▸ RECORDS SHOWN:
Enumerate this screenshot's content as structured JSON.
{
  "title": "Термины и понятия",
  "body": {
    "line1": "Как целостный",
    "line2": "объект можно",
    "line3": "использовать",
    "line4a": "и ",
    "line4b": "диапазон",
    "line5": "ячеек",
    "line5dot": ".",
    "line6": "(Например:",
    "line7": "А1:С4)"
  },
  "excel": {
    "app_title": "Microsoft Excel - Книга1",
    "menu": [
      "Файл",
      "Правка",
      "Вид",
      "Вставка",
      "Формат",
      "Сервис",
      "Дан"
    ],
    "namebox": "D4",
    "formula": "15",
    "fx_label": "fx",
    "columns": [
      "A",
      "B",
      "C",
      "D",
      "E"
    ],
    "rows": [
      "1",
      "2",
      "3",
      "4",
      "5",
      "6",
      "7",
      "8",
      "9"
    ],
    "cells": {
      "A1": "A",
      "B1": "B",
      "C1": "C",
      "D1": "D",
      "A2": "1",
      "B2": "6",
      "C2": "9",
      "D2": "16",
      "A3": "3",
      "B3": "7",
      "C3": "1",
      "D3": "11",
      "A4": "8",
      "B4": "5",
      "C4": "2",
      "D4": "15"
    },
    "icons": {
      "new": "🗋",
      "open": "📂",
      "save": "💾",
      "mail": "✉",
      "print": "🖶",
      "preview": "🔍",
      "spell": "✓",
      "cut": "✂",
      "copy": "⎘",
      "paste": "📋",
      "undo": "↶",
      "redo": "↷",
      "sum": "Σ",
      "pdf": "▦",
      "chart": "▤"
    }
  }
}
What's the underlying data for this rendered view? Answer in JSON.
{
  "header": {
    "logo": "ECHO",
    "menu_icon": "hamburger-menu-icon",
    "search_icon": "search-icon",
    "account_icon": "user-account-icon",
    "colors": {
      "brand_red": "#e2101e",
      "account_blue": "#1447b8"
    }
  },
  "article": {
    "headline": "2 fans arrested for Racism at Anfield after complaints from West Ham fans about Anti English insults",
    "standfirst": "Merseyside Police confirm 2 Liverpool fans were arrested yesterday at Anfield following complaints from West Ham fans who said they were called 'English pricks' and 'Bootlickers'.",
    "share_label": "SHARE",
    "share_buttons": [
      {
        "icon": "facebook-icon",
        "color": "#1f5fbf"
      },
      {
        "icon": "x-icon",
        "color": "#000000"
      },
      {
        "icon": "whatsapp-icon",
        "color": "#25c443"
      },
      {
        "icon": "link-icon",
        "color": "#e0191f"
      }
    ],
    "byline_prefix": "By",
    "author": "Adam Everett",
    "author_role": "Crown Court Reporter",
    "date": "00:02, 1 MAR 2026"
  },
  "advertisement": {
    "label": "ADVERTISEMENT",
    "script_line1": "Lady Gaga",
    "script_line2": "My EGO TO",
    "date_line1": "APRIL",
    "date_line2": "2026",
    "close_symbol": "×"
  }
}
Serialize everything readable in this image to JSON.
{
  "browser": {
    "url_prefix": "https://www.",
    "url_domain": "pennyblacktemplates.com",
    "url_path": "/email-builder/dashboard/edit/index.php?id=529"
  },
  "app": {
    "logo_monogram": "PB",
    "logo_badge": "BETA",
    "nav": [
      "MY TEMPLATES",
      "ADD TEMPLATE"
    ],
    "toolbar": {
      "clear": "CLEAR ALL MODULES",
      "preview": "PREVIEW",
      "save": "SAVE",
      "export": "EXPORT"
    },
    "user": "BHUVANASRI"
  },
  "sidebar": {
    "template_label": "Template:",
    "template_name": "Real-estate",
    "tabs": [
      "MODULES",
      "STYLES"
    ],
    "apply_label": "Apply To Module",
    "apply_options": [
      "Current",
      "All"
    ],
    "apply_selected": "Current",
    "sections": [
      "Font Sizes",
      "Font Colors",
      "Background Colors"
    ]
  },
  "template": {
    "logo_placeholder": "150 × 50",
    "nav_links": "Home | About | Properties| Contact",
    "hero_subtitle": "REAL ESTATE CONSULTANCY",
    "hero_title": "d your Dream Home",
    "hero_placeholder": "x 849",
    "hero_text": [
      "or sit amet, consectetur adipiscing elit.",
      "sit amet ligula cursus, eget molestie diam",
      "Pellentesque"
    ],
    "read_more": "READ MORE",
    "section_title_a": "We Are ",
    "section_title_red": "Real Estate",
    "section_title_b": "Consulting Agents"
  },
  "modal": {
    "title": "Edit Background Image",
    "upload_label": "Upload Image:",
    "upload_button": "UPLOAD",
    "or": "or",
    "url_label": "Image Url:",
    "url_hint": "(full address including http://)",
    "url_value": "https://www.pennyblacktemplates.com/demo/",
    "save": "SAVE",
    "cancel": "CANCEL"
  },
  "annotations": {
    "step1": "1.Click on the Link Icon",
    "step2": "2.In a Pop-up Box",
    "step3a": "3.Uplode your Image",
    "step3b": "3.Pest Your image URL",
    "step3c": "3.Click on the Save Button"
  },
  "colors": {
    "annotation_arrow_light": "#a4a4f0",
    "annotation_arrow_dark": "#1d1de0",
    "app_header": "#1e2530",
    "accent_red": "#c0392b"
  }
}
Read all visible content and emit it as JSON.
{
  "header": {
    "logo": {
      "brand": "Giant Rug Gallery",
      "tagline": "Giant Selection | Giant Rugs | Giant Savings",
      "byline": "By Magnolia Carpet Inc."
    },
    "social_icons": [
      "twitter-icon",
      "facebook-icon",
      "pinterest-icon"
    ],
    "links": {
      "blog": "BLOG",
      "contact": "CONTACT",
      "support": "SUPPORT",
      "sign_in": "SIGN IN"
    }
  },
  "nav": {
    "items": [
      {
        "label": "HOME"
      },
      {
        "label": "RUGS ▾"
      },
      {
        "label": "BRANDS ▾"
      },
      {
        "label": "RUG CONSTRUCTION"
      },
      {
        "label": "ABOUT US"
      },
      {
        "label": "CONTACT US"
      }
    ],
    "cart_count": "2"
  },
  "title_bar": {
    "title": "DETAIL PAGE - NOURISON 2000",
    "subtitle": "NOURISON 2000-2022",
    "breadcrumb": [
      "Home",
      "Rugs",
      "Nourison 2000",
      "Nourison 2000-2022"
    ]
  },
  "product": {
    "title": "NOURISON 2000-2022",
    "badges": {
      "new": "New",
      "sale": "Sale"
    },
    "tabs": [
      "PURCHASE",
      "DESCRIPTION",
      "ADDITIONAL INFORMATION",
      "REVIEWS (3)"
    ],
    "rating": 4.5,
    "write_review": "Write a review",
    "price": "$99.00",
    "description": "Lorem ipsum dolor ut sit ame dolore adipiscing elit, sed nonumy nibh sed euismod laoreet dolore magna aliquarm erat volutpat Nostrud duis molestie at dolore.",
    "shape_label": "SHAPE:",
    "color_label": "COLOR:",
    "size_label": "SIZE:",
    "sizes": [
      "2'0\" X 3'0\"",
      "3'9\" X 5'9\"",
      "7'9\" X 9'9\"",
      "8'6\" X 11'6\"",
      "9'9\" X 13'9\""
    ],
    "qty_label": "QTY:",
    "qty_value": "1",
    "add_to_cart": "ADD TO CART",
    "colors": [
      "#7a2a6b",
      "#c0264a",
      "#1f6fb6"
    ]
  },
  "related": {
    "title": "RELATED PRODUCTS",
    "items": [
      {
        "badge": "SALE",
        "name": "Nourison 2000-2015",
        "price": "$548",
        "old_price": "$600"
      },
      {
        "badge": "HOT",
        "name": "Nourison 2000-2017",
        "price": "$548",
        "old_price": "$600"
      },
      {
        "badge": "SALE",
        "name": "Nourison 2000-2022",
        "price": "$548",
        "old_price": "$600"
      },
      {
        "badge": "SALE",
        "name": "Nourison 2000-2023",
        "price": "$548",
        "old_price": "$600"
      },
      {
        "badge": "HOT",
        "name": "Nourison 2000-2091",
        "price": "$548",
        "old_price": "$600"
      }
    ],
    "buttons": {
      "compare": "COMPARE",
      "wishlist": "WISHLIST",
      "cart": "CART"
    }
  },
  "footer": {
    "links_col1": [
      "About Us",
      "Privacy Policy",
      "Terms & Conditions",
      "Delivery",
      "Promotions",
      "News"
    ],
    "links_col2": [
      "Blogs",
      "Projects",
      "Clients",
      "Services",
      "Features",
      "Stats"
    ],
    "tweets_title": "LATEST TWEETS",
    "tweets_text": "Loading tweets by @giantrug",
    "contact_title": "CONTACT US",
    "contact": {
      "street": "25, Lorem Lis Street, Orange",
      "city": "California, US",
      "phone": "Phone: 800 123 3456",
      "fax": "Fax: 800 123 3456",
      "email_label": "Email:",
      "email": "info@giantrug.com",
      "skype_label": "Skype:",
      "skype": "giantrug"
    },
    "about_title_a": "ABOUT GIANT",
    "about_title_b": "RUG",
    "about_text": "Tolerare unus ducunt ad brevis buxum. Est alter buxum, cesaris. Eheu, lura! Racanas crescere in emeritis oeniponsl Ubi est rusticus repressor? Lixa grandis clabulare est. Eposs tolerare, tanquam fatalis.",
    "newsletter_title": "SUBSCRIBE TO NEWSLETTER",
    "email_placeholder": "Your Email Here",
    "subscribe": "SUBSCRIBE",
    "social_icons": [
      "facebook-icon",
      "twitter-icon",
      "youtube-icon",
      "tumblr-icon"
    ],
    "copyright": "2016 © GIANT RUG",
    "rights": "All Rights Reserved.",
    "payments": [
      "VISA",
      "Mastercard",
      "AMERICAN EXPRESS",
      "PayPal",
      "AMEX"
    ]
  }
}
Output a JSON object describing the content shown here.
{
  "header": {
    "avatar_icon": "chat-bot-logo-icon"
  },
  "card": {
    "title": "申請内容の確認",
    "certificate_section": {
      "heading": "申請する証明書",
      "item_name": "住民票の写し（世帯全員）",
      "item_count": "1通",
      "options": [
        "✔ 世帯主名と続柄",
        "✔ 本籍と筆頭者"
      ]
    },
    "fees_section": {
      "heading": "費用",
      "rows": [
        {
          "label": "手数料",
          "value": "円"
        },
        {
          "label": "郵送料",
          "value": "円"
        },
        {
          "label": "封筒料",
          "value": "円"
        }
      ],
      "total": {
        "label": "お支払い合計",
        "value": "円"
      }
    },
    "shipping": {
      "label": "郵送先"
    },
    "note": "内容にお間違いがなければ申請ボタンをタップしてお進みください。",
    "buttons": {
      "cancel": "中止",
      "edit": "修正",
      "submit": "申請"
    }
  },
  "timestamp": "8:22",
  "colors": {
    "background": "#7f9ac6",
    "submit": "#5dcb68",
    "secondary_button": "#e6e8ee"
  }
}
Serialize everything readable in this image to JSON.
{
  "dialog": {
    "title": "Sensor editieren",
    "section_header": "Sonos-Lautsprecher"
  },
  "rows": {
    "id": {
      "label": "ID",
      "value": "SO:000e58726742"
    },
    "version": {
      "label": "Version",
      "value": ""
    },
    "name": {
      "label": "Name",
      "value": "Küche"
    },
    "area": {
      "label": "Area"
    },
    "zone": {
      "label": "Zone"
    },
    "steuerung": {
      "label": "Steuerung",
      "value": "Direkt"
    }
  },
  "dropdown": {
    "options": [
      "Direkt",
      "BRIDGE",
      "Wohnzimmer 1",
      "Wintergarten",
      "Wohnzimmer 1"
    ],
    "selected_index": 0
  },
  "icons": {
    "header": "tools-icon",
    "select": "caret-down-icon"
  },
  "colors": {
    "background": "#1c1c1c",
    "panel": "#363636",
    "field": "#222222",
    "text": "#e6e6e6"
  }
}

▸ EXERCISE: In the lines above, find each one with "fans" and list it.

▸ RESULT:
    "headline": "2 fans arrested for Racism at Anfield after complaints from West Ham fans about Anti English insults",
    "standfirst": "Merseyside Police confirm 2 Liverpool fans were arrested yesterday at Anfield following complaints from West Ham fans who said they were called 'English pricks' and 'Bootlickers'.",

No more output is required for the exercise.